──────── Извлечённый текст

Для этого предлагается обсудить следующую гипотезу. Любой социальный порядок содержит встроенные в него подструктуры (роли, отношения, институты и т.п.), которые берут на себя функцию расшатывания и преодоления действующего социального порядка. Причем эти подструктуры существуют в обобщенном смысле легитимно, они охраняются обществом наряду с другими компонентами социального порядка, в том числе – отвечающими за его стабильность.

Иными словами, любой социальный порядок содержит в себе зародыш своего отрицания. Будем использовать термин “преодоление структуры” для той роли (функции, миссии), которая осуществляется этими подструктурами в рамках социального порядка. Для обоснования этой гипотезы ниже будут рассмотрены некоторые примеры реализации указанной функции. Можно говорить, что преодоление структуры противостоит структуре, как беспорядок противопоставляется порядку, случайность – закономерности и предсказуемости. Тема беспорядка постоянно анализировалась классиками социологии – Марксом, Зиммелем, Дюркгеймом, Вебером, цитировавшимися выше Эйзеншдадтом и Будоном. Ниже наш анализ будет дополнен следующей идеей, вытекающей из сформулированной выше гипотезы: генерация беспорядка (хаоса, случайности) может быть встроена в социальную структуру, институализирована ею как средство повышения ее эффективности, адаптивности и возможности модернизации.

────────────────
──────── Сохранённые строки

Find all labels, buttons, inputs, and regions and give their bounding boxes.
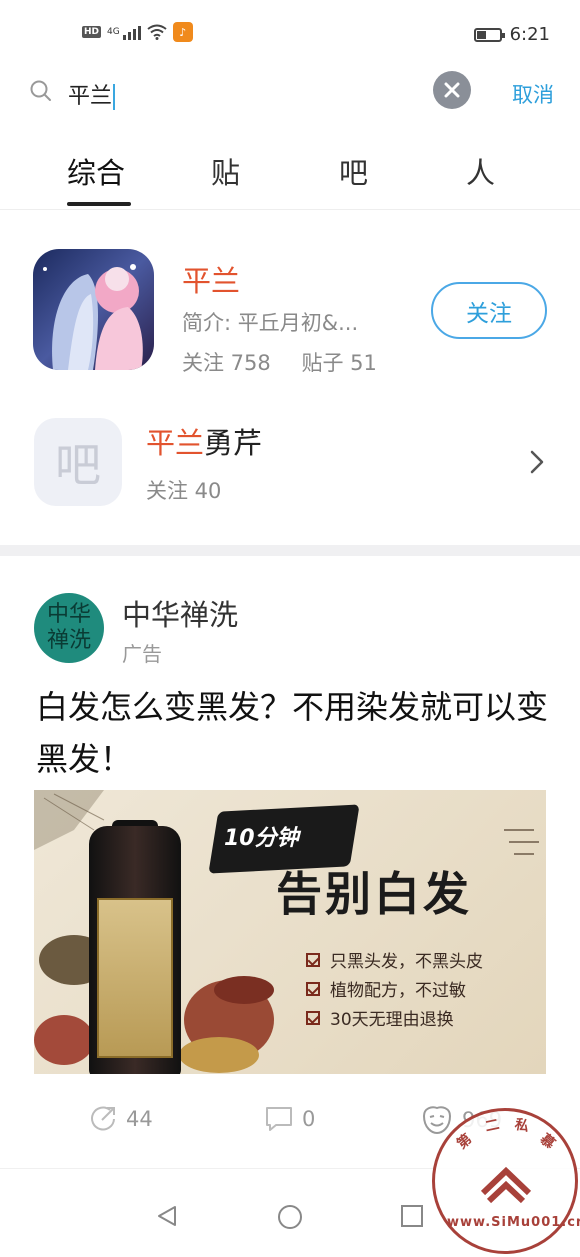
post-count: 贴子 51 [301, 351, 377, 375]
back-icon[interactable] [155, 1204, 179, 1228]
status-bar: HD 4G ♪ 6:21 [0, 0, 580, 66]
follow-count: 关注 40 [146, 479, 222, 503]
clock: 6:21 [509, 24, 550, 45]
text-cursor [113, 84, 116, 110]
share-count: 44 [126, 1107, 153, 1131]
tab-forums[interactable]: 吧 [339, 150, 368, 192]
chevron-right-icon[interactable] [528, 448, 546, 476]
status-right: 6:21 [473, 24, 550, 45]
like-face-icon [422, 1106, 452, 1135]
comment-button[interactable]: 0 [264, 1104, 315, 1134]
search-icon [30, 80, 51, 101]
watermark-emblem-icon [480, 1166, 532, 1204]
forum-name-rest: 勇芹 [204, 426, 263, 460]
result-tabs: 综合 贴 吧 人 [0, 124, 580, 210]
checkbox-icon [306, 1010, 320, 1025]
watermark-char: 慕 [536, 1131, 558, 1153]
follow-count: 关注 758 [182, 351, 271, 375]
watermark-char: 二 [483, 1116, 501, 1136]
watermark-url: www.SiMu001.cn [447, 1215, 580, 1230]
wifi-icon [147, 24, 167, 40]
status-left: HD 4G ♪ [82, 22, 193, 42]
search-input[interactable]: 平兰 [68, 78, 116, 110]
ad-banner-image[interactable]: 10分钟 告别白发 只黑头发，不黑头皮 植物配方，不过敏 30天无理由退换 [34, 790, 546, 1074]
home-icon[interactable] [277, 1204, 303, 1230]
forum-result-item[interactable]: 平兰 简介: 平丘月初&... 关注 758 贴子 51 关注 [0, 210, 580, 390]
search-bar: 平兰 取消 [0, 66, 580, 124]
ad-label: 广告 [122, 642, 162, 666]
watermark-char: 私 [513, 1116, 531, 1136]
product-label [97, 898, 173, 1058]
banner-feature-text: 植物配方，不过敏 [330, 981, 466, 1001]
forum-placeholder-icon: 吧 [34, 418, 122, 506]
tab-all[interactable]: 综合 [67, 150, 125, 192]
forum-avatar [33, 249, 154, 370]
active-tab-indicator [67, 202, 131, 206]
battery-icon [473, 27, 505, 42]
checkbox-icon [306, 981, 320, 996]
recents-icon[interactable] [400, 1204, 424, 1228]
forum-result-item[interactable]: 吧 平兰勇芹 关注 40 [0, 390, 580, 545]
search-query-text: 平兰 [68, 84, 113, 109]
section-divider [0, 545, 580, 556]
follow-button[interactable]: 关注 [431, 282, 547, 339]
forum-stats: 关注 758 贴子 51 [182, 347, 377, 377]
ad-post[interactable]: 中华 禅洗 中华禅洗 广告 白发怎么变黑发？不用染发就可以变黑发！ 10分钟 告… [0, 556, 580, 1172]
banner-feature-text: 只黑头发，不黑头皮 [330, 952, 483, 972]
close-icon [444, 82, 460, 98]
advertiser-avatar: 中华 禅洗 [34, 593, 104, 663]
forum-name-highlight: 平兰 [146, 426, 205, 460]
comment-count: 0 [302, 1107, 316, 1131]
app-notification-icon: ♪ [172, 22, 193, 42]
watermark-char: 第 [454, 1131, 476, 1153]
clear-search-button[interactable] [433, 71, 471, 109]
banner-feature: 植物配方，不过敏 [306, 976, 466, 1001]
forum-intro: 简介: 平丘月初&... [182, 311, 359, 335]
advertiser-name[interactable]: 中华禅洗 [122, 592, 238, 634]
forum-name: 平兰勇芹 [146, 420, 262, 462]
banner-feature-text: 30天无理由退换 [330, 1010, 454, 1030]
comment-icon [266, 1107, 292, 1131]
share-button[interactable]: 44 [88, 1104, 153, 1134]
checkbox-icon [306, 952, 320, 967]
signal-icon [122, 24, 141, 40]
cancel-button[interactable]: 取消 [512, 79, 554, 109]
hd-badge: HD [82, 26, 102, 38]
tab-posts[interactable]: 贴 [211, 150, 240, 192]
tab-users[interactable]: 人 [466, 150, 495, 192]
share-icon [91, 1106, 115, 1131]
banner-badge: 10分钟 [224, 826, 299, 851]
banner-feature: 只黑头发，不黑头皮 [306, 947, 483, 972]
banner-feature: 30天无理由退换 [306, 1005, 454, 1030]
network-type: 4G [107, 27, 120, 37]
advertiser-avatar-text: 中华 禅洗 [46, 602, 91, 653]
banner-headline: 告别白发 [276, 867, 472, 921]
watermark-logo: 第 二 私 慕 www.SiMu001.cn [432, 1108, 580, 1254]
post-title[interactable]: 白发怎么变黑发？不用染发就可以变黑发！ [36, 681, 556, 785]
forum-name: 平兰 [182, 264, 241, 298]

────────────────

### Письменные задания
#1 Перечислите в именительном падеже фамилии всех ученых, упомянутых в тексте о социальном порядке.
#2 Извлеките из текста о социальном порядке фрагмент, который начинается словами «Для этого предлагается» и продолжается до слов «за его стабильность.» включительно.
#3 Продолжите текст о социальном порядке, начав сразу после его последнего предложения.

### Ответы по заданиям
#1 Маркс, Зиммель, Дюркгейм, Вебер, Эйзеншдадт, Будон

#2
Для этого предлагается обсудить следующую гипотезу. Любой социальный порядок содержит встроенные в него подструктуры (роли, отношения, институты и т.п.), которые берут на себя функцию расшатывания и преодоления действующего социального порядка. Причем эти подструктуры существуют в обобщенном смысле легитимно, они охраняются обществом наряду с другими компонентами социального порядка, в том числе – отвечающими за его стабильность.

#3
Трикстер и другие

Мы начнем наш анализ с индейского мифа о Трикстере, описанного Полем Радиным[13], который так занимал Юма, вызывая его недоумение по поводу самого возникновения подобного мифа[14]. В начале повествования Трикстер (Вакджункага) – “рядовой вождь”, который вдруг начинает нарушать все возможные табу. Например, после ритуала подготовки к выходу на тропу войны идет совокупляться с женщиной. О тяжести нарушения табу могут дать представление следующие слова Бородая: “В первобытном обществе человек, преступивший табу, не ждет физического воздействия со стороны; он в судорогах умирает сам, или, по крайней мере, тяжело заболевает. Степень страдания здесь прямо пропорциональна силе и важности табу”.[15]

Все нарушив и порвав с племенем, Трикстер в одиночестве отправляется путешествовать. С ним, с его телом и отдельными частями последнего происходят всевозможные приключения и метаморфозы. Большинство сюжетов сопряжено с десакрализацией и пародированием (я специально подчеркиваю это слово, которое снова возникнет ниже) социальных установлений. Например, Трикстер во время своих путешествий, став на время женщиной, проявляет инициативу и становится женой сына вождя другого племени. В конце повествования Трикстер побеждает злых духов, вредящих людям, и становится героем. Юм более других интерпретаторов сосредотачивается на психологических особенностях Трикстера. “…Трикстер, очевидно, представляет исчезающий уровень сознания, все более и более неспособный к самоутверждению в какой бы то ни было форме”.[16] “Трикстер есть коллективный теневой образ, воплощение всех низших черт индивидуальных характеров”.[17] Сомнительно. А где жадность, вероломство, предательство и многое другое? Нет, миф о Трикстере, конечно, не может служить энциклопедий пороков. Кроме того, Юнг, как и почти все комментаторы, осторожно обходит вниманием в своем анализе фундаментальный факт – превращение Трикстера в культурного героя.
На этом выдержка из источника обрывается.